- Exercise aim -
Reproduce every entry that follows word for word, but omit the images.
---
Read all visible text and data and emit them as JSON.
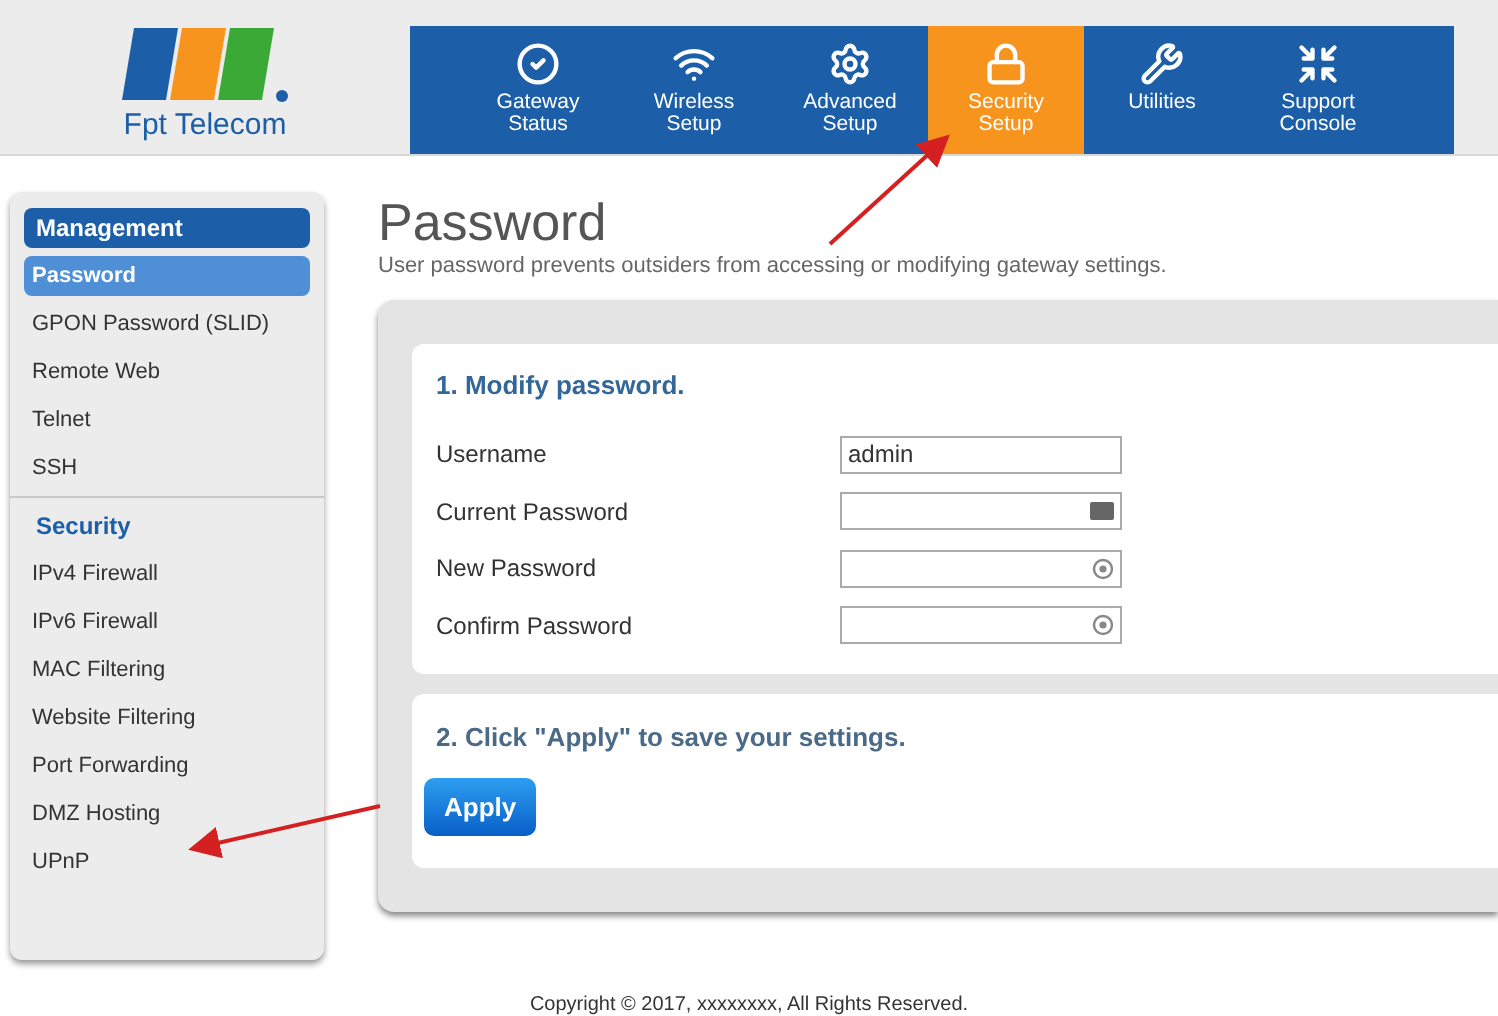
{
  "logo": {
    "brand": "Fpt Telecom"
  },
  "nav_tabs": [
    {
      "label": "Gateway Status",
      "selected": false
    },
    {
      "label": "Wireless Setup",
      "selected": false
    },
    {
      "label": "Advanced Setup",
      "selected": false
    },
    {
      "label": "Security Setup",
      "selected": true
    },
    {
      "label": "Utilities",
      "selected": false
    },
    {
      "label": "Support Console",
      "selected": false
    }
  ],
  "sidebar": {
    "groups": [
      {
        "title": "Management",
        "items": [
          {
            "label": "Password",
            "selected": true
          },
          {
            "label": "GPON Password (SLID)",
            "selected": false
          },
          {
            "label": "Remote Web",
            "selected": false
          },
          {
            "label": "Telnet",
            "selected": false
          },
          {
            "label": "SSH",
            "selected": false
          }
        ]
      },
      {
        "title": "Security",
        "items": [
          {
            "label": "IPv4 Firewall",
            "selected": false
          },
          {
            "label": "IPv6 Firewall",
            "selected": false
          },
          {
            "label": "MAC Filtering",
            "selected": false
          },
          {
            "label": "Website Filtering",
            "selected": false
          },
          {
            "label": "Port Forwarding",
            "selected": false
          },
          {
            "label": "DMZ Hosting",
            "selected": false
          },
          {
            "label": "UPnP",
            "selected": false
          }
        ]
      }
    ]
  },
  "page": {
    "title": "Password",
    "description": "User password prevents outsiders from accessing or modifying gateway settings."
  },
  "section_1": {
    "heading": "1. Modify password.",
    "fields": [
      {
        "label": "Username",
        "value": "admin",
        "kind": "text"
      },
      {
        "label": "Current Password",
        "kind": "key"
      },
      {
        "label": "New Password",
        "kind": "reveal"
      },
      {
        "label": "Confirm Password",
        "kind": "reveal"
      }
    ]
  },
  "section_2": {
    "heading": "2. Click \"Apply\" to save your settings.",
    "button": "Apply"
  },
  "footer": "Copyright © 2017, xxxxxxxx, All Rights Reserved."
}
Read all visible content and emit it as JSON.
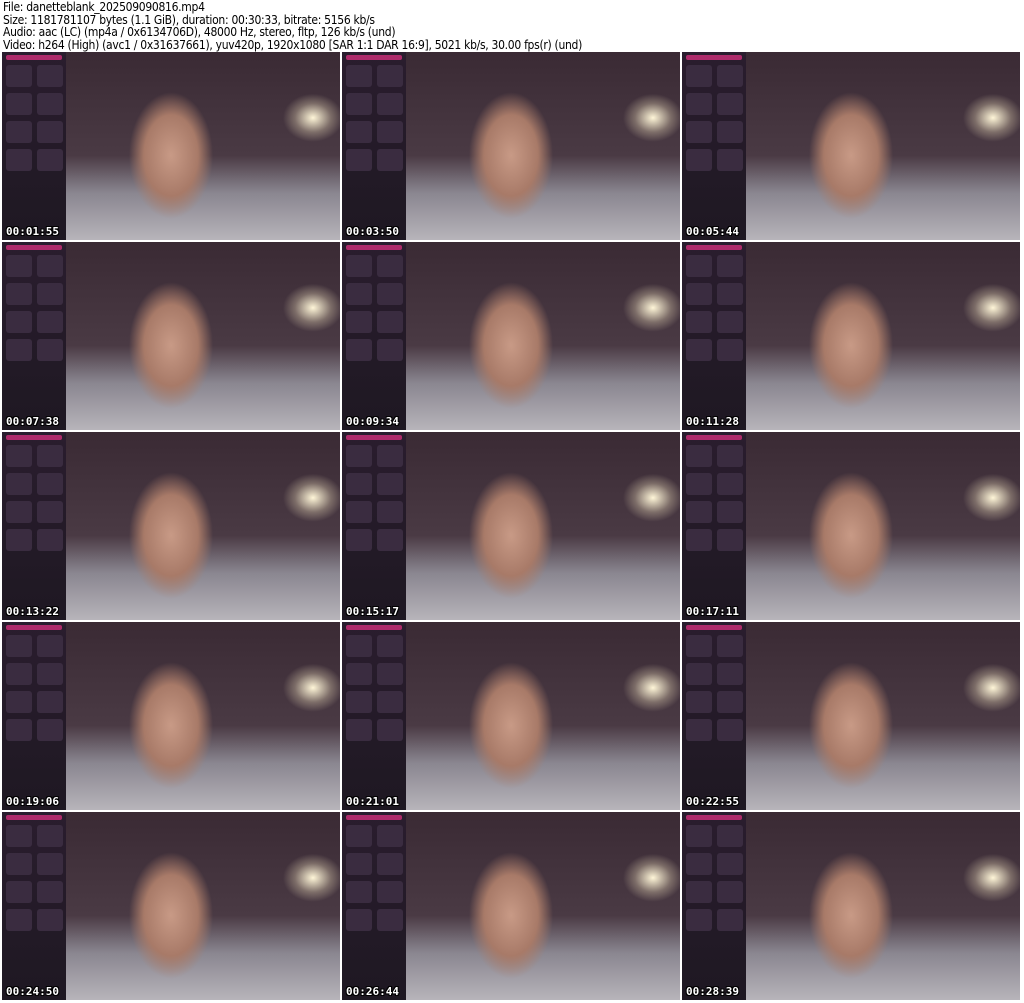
{
  "header": {
    "file": "File: danetteblank_202509090816.mp4",
    "size": "Size: 1181781107 bytes (1.1 GiB), duration: 00:30:33, bitrate: 5156 kb/s",
    "audio": "Audio: aac (LC) (mp4a / 0x6134706D), 48000 Hz, stereo, fltp, 126 kb/s (und)",
    "video": "Video: h264 (High) (avc1 / 0x31637661), yuv420p, 1920x1080 [SAR 1:1 DAR 16:9], 5021 kb/s, 30.00 fps(r) (und)"
  },
  "thumbnails": [
    {
      "timestamp": "00:01:55"
    },
    {
      "timestamp": "00:03:50"
    },
    {
      "timestamp": "00:05:44"
    },
    {
      "timestamp": "00:07:38"
    },
    {
      "timestamp": "00:09:34"
    },
    {
      "timestamp": "00:11:28"
    },
    {
      "timestamp": "00:13:22"
    },
    {
      "timestamp": "00:15:17"
    },
    {
      "timestamp": "00:17:11"
    },
    {
      "timestamp": "00:19:06"
    },
    {
      "timestamp": "00:21:01"
    },
    {
      "timestamp": "00:22:55"
    },
    {
      "timestamp": "00:24:50"
    },
    {
      "timestamp": "00:26:44"
    },
    {
      "timestamp": "00:28:39"
    }
  ]
}
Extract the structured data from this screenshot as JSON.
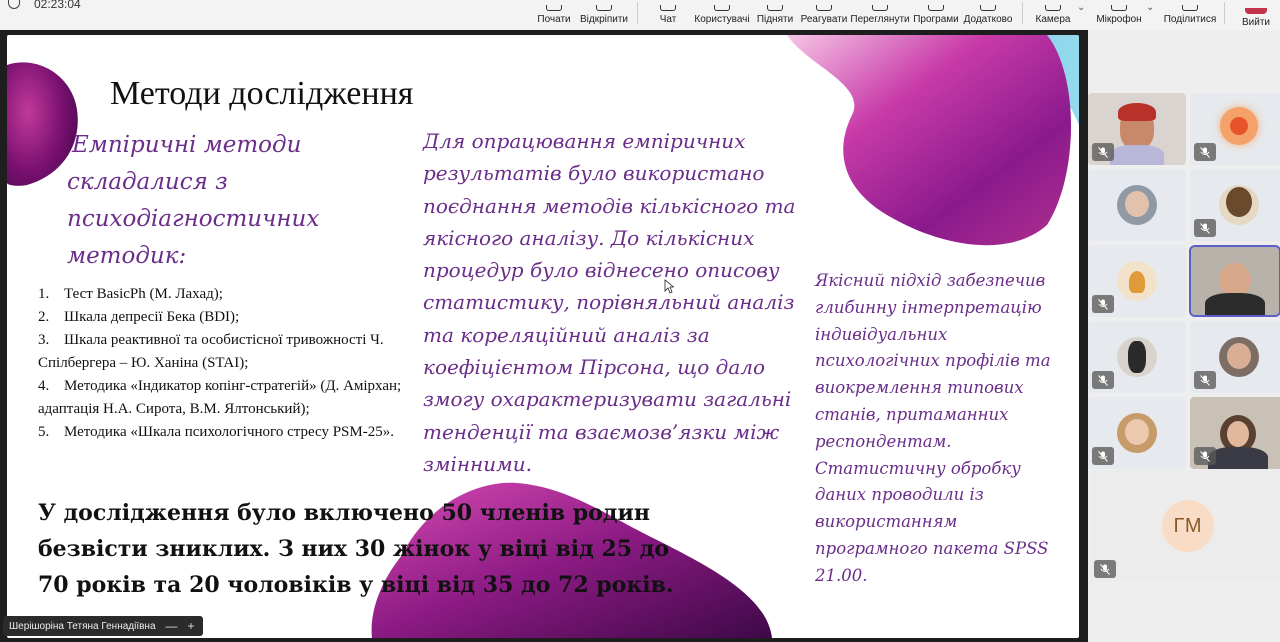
{
  "status": {
    "time": "02:23:04"
  },
  "toolbar": {
    "start_label": "Почати",
    "unpin_label": "Відкріпити",
    "chat_label": "Чат",
    "users_label": "Користувачі",
    "raise_label": "Підняти",
    "react_label": "Реагувати",
    "view_label": "Переглянути",
    "apps_label": "Програми",
    "more_label": "Додатково",
    "camera_label": "Камера",
    "mic_label": "Мікрофон",
    "share_label": "Поділитися",
    "leave_label": "Вийти"
  },
  "slide": {
    "title": "Методи дослідження",
    "empirical_heading": [
      "Емпіричні методи",
      "складалися з",
      "психодіагностичних",
      "методик:"
    ],
    "methods": [
      {
        "num": "1.",
        "text": "Тест BasicPh (М. Лахад);"
      },
      {
        "num": "2.",
        "text": "Шкала депресії Бека (BDI);"
      },
      {
        "num": "3.",
        "text": "Шкала реактивної та особистісної тривожності Ч.",
        "cont": "Спілбергера – Ю. Ханіна (STAI);"
      },
      {
        "num": "4.",
        "text": "Методика «Індикатор копінг-стратегій» (Д. Амірхан;",
        "cont": "адаптація Н.А. Сирота, В.М. Ялтонський);"
      },
      {
        "num": "5.",
        "text": "Методика «Шкала психологічного стресу PSM-25»."
      }
    ],
    "middle_text": " Для опрацювання емпіричних результатів було використано поєднання методів кількісного та якісного аналізу. До кількісних процедур було віднесено описову статистику, порівняльний аналіз та кореляційний аналіз за коефіцієнтом Пірсона, що дало змогу охарактеризувати загальні тенденції та взаємозв’язки між змінними.",
    "right_text": " Якісний підхід забезпечив глибинну інтерпретацію індивідуальних психологічних профілів та виокремлення типових станів, притаманних респондентам. Статистичну обробку даних проводили із використанням програмного пакета SPSS 21.00.",
    "bottom_text": " У дослідження було включено 50 членів родин безвісти зниклих. З них 30 жінок у віці від 25 до 70 років та 20 чоловіків у віці від 35 до 72 років."
  },
  "presenter": {
    "name": "Шерішоріна Тетяна Геннадіївна",
    "minimize_icon": "—",
    "add_icon": "+"
  },
  "participants": {
    "initials_tile": "ГМ"
  },
  "colors": {
    "accent": "#6a2e8a",
    "teams": "#5b5fc7",
    "leave": "#c4314b"
  }
}
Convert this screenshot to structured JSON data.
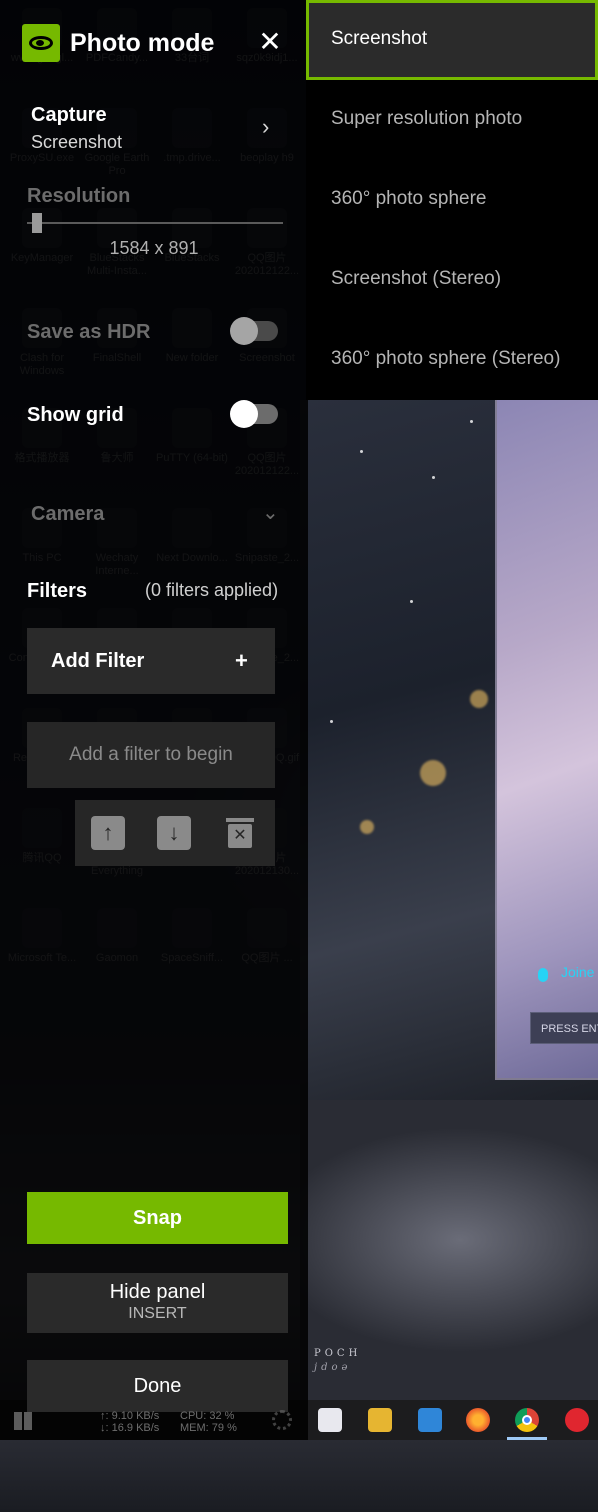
---
- Exercise output -
Read all visible text and data and emit them as JSON.
{
  "logo": {
    "brand": "Fpt Telecom"
  },
  "nav_tabs": [
    {
      "label": "Gateway Status",
      "selected": false
    },
    {
      "label": "Wireless Setup",
      "selected": false
    },
    {
      "label": "Advanced Setup",
      "selected": false
    },
    {
      "label": "Security Setup",
      "selected": true
    },
    {
      "label": "Utilities",
      "selected": false
    },
    {
      "label": "Support Console",
      "selected": false
    }
  ],
  "sidebar": {
    "groups": [
      {
        "title": "Management",
        "items": [
          {
            "label": "Password",
            "selected": true
          },
          {
            "label": "GPON Password (SLID)",
            "selected": false
          },
          {
            "label": "Remote Web",
            "selected": false
          },
          {
            "label": "Telnet",
            "selected": false
          },
          {
            "label": "SSH",
            "selected": false
          }
        ]
      },
      {
        "title": "Security",
        "items": [
          {
            "label": "IPv4 Firewall",
            "selected": false
          },
          {
            "label": "IPv6 Firewall",
            "selected": false
          },
          {
            "label": "MAC Filtering",
            "selected": false
          },
          {
            "label": "Website Filtering",
            "selected": false
          },
          {
            "label": "Port Forwarding",
            "selected": false
          },
          {
            "label": "DMZ Hosting",
            "selected": false
          },
          {
            "label": "UPnP",
            "selected": false
          }
        ]
      }
    ]
  },
  "page": {
    "title": "Password",
    "description": "User password prevents outsiders from accessing or modifying gateway settings."
  },
  "section_1": {
    "heading": "1. Modify password.",
    "fields": [
      {
        "label": "Username",
        "value": "admin",
        "kind": "text"
      },
      {
        "label": "Current Password",
        "kind": "key"
      },
      {
        "label": "New Password",
        "kind": "reveal"
      },
      {
        "label": "Confirm Password",
        "kind": "reveal"
      }
    ]
  },
  "section_2": {
    "heading": "2. Click \"Apply\" to save your settings.",
    "button": "Apply"
  },
  "footer": "Copyright © 2017, xxxxxxxx, All Rights Reserved."
}
Read all visible content and emit it as JSON.
{
  "header": {
    "file": "File: danetteblank_202509090816.mp4",
    "size": "Size: 1181781107 bytes (1.1 GiB), duration: 00:30:33, bitrate: 5156 kb/s",
    "audio": "Audio: aac (LC) (mp4a / 0x6134706D), 48000 Hz, stereo, fltp, 126 kb/s (und)",
    "video": "Video: h264 (High) (avc1 / 0x31637661), yuv420p, 1920x1080 [SAR 1:1 DAR 16:9], 5021 kb/s, 30.00 fps(r) (und)"
  },
  "thumbnails": [
    {
      "timestamp": "00:01:55"
    },
    {
      "timestamp": "00:03:50"
    },
    {
      "timestamp": "00:05:44"
    },
    {
      "timestamp": "00:07:38"
    },
    {
      "timestamp": "00:09:34"
    },
    {
      "timestamp": "00:11:28"
    },
    {
      "timestamp": "00:13:22"
    },
    {
      "timestamp": "00:15:17"
    },
    {
      "timestamp": "00:17:11"
    },
    {
      "timestamp": "00:19:06"
    },
    {
      "timestamp": "00:21:01"
    },
    {
      "timestamp": "00:22:55"
    },
    {
      "timestamp": "00:24:50"
    },
    {
      "timestamp": "00:26:44"
    },
    {
      "timestamp": "00:28:39"
    }
  ]
}
Extract the structured data from this screenshot as JSON.
{
  "status": {
    "time": "02:23:04"
  },
  "toolbar": {
    "start_label": "Почати",
    "unpin_label": "Відкріпити",
    "chat_label": "Чат",
    "users_label": "Користувачі",
    "raise_label": "Підняти",
    "react_label": "Реагувати",
    "view_label": "Переглянути",
    "apps_label": "Програми",
    "more_label": "Додатково",
    "camera_label": "Камера",
    "mic_label": "Мікрофон",
    "share_label": "Поділитися",
    "leave_label": "Вийти"
  },
  "slide": {
    "title": "Методи дослідження",
    "empirical_heading": [
      "Емпіричні методи",
      "складалися з",
      "психодіагностичних",
      "методик:"
    ],
    "methods": [
      {
        "num": "1.",
        "text": "Тест BasicPh (М. Лахад);"
      },
      {
        "num": "2.",
        "text": "Шкала депресії Бека (BDI);"
      },
      {
        "num": "3.",
        "text": "Шкала реактивної та особистісної тривожності Ч.",
        "cont": "Спілбергера – Ю. Ханіна (STAI);"
      },
      {
        "num": "4.",
        "text": "Методика «Індикатор копінг-стратегій» (Д. Амірхан;",
        "cont": "адаптація Н.А. Сирота, В.М. Ялтонський);"
      },
      {
        "num": "5.",
        "text": "Методика «Шкала психологічного стресу PSM-25»."
      }
    ],
    "middle_text": " Для опрацювання емпіричних результатів було використано поєднання методів кількісного та якісного аналізу. До кількісних процедур було віднесено описову статистику, порівняльний аналіз та кореляційний аналіз за коефіцієнтом Пірсона, що дало змогу охарактеризувати загальні тенденції та взаємозв’язки між змінними.",
    "right_text": " Якісний підхід забезпечив глибинну інтерпретацію індивідуальних психологічних профілів та виокремлення типових станів, притаманних респондентам. Статистичну обробку даних проводили із використанням програмного пакета SPSS 21.00.",
    "bottom_text": " У дослідження було включено 50 членів родин безвісти зниклих. З них 30 жінок у віці від 25 до 70 років та 20 чоловіків у віці від 35 до 72 років."
  },
  "presenter": {
    "name": "Шерішоріна Тетяна Геннадіївна",
    "minimize_icon": "—",
    "add_icon": "+"
  },
  "participants": {
    "initials_tile": "ГМ"
  },
  "colors": {
    "accent": "#6a2e8a",
    "teams": "#5b5fc7",
    "leave": "#c4314b"
  }
}
Convert this screenshot to structured JSON data.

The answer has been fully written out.